### Stated goal
Look for "known" in each line of the entries, and return the matching lines.

Records contained in a dataset:
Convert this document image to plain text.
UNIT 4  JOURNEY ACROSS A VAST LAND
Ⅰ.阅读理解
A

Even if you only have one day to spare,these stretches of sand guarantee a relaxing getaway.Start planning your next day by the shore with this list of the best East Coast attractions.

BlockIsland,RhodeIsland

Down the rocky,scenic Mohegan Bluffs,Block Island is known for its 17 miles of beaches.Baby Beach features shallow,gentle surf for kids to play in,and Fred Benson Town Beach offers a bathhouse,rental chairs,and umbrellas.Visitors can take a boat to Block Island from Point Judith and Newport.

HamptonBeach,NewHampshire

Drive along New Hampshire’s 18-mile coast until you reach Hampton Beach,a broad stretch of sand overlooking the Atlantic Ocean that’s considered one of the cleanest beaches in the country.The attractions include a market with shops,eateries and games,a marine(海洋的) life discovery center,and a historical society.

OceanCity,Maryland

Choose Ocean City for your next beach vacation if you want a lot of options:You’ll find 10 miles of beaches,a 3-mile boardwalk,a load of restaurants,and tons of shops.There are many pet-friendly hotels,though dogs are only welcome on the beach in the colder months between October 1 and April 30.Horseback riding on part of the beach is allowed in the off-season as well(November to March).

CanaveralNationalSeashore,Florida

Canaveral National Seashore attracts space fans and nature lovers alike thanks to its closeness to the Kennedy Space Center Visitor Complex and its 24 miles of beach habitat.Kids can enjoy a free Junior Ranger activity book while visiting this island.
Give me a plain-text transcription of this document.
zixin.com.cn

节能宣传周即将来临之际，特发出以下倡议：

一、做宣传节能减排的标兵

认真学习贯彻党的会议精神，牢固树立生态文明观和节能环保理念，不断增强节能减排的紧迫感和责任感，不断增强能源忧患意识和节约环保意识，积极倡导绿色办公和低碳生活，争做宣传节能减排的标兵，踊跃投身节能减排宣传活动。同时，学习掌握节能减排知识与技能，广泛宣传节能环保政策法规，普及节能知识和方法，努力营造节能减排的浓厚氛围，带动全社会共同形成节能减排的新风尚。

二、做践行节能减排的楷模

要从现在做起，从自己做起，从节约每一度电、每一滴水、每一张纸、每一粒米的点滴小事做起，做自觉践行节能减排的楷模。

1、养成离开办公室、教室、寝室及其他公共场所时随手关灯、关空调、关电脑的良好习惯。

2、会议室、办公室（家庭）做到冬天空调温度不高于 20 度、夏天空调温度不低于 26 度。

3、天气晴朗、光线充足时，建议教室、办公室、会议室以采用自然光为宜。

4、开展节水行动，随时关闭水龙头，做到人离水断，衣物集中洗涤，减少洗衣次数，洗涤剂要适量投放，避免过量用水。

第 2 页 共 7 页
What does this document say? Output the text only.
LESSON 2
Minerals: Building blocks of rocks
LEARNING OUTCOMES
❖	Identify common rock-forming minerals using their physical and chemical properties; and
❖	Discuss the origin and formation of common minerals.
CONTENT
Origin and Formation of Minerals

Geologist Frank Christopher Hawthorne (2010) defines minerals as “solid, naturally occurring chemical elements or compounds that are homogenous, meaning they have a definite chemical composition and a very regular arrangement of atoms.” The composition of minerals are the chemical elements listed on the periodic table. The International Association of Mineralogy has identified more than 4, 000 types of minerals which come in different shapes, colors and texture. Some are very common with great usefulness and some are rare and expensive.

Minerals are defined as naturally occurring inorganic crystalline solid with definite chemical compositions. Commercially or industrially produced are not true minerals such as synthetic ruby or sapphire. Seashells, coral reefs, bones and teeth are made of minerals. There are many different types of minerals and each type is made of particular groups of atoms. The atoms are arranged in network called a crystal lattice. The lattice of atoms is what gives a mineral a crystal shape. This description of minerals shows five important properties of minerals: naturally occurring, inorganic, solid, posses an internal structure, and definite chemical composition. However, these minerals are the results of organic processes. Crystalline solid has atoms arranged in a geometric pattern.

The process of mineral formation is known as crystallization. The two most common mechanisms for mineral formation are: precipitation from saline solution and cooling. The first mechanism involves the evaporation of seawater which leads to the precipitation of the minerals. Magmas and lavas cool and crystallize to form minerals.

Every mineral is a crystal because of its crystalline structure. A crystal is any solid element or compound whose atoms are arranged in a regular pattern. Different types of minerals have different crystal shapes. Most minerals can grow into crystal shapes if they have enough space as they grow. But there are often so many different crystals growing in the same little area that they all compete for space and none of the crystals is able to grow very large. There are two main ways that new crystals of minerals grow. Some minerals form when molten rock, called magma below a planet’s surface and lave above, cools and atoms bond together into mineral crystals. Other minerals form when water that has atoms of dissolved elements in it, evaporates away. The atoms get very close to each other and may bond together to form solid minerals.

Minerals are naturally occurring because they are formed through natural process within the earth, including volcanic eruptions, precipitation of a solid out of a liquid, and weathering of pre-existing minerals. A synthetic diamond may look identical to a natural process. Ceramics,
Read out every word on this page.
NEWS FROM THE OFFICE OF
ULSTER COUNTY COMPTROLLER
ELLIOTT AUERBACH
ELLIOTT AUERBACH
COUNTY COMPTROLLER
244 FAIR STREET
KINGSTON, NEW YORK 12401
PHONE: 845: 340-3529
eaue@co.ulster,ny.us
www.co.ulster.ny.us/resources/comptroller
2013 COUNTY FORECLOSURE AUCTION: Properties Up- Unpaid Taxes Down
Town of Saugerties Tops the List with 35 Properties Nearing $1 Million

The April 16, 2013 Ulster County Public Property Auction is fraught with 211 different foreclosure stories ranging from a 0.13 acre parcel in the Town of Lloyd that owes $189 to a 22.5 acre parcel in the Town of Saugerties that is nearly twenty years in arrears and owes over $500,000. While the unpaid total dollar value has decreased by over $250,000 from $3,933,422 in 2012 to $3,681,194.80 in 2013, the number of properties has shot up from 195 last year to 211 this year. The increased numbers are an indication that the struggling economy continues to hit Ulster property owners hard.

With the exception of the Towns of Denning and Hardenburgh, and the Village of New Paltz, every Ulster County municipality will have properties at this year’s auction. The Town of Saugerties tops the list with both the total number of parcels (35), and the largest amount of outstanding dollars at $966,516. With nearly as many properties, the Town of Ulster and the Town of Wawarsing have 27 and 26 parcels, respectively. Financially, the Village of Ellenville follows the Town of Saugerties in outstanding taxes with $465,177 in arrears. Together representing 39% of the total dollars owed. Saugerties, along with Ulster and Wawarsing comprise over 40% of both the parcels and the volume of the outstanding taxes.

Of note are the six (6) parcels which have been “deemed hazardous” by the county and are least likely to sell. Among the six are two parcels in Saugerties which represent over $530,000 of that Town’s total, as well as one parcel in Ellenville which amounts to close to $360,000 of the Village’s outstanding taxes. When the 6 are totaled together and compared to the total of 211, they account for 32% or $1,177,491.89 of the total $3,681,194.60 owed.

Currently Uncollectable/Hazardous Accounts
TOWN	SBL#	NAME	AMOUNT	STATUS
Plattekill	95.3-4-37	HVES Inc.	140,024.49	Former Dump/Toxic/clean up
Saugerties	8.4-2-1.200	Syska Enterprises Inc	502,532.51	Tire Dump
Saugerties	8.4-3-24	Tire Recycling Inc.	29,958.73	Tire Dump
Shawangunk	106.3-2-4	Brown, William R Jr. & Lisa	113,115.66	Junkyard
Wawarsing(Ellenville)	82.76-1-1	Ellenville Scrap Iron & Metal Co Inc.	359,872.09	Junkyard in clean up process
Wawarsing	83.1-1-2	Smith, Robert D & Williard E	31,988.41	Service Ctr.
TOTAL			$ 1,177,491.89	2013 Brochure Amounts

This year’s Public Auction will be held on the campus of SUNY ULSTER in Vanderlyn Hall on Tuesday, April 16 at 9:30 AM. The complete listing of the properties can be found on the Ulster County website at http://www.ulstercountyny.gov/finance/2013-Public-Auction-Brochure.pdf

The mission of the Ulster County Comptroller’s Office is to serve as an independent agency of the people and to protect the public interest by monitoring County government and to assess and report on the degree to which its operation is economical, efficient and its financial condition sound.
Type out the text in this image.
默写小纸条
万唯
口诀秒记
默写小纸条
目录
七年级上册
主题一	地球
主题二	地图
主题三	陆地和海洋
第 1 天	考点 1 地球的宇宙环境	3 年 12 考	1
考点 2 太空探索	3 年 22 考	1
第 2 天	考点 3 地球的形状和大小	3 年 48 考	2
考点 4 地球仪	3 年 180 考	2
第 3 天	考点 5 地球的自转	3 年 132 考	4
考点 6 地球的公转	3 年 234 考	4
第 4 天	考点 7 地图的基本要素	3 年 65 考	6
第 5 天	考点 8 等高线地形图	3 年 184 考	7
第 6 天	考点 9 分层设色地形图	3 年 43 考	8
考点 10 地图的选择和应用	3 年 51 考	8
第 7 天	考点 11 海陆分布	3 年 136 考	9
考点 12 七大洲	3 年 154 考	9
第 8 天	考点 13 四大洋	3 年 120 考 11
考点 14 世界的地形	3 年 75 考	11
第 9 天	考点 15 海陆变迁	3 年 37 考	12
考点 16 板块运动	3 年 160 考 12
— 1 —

### Answer to this task
Down the rocky,scenic Mohegan Bluffs,Block Island is known for its 17 miles of beaches.Baby Beach features shallow,gentle surf for kids to play in,and Fred Benson Town Beach offers a bathhouse,rental chairs,and umbrellas.Visitors can take a boat to Block Island from Point Judith and Newport.
The process of mineral formation is known as crystallization. The two most common mechanisms for mineral formation are: precipitation from saline solution and cooling. The first mechanism involves the evaporation of seawater which leads to the precipitation of the minerals. Magmas and lavas cool and crystallize to form minerals.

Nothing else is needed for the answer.